* PROBLEM TO SOLVE: Report back each line of the records that contains the string "Temperature".

-- begin --

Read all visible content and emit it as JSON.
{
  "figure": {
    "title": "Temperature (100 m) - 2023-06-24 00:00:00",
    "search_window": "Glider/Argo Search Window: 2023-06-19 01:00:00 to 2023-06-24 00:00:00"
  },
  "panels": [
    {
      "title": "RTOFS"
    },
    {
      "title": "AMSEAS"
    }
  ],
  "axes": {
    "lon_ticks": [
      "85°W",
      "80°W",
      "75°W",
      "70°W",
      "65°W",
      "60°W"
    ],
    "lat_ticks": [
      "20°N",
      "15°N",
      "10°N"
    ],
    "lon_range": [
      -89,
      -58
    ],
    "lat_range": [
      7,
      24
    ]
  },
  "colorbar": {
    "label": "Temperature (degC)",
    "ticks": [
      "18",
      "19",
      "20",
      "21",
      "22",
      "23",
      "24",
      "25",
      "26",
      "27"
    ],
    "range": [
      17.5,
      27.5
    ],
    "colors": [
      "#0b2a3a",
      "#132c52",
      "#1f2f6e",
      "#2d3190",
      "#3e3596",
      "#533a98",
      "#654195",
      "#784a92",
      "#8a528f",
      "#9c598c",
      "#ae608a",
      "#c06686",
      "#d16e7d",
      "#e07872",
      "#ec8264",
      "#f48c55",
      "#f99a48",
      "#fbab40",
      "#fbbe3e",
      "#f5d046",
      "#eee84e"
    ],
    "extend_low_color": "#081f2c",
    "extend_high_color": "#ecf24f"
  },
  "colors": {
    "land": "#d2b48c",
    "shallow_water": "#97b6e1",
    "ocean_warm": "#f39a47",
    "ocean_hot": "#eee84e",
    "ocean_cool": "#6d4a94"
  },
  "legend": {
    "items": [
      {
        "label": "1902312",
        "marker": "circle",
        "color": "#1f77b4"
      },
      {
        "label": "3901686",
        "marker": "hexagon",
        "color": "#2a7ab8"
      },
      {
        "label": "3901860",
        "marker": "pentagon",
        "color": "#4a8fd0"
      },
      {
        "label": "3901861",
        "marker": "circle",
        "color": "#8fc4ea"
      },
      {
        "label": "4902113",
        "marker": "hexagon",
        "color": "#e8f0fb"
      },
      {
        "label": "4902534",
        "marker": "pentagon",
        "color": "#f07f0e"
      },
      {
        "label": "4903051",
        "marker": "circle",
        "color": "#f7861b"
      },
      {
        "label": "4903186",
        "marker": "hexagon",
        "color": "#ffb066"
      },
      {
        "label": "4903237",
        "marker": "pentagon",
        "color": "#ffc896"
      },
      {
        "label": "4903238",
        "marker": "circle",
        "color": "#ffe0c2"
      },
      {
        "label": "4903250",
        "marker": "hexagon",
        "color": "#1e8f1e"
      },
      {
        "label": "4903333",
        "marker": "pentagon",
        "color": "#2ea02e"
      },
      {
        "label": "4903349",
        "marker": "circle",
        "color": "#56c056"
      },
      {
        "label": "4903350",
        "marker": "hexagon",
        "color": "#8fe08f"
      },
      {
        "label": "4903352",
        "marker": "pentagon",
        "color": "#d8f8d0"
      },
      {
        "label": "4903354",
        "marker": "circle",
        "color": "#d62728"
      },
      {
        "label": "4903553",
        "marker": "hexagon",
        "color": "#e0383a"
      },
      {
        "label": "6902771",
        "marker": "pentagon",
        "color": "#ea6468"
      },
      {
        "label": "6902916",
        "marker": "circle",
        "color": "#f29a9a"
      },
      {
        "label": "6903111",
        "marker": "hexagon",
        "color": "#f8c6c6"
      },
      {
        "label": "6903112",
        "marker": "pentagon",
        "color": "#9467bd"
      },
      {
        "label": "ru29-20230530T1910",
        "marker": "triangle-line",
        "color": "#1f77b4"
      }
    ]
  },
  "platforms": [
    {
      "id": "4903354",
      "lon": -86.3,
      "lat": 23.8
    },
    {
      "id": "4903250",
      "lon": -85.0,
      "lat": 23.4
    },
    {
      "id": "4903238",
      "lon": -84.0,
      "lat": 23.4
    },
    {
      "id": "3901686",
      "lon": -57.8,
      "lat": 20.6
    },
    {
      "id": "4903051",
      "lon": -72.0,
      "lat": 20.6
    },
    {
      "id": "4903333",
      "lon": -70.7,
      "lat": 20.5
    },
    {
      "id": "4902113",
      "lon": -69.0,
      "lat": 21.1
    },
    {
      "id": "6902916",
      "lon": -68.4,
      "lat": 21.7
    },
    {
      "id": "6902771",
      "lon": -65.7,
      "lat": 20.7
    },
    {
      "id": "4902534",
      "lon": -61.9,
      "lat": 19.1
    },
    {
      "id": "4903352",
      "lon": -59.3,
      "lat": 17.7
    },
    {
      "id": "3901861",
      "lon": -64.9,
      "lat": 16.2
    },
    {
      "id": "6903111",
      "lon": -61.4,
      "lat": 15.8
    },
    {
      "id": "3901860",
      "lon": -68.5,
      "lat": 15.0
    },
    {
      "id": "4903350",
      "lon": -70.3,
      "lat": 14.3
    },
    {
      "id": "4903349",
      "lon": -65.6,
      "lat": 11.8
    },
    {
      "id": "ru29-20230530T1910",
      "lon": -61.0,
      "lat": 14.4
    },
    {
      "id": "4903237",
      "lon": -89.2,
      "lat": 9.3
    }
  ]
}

-- end --

* SOLVED EXERCISE:
    "title": "Temperature (100 m) - 2023-06-24 00:00:00",
    "label": "Temperature (degC)",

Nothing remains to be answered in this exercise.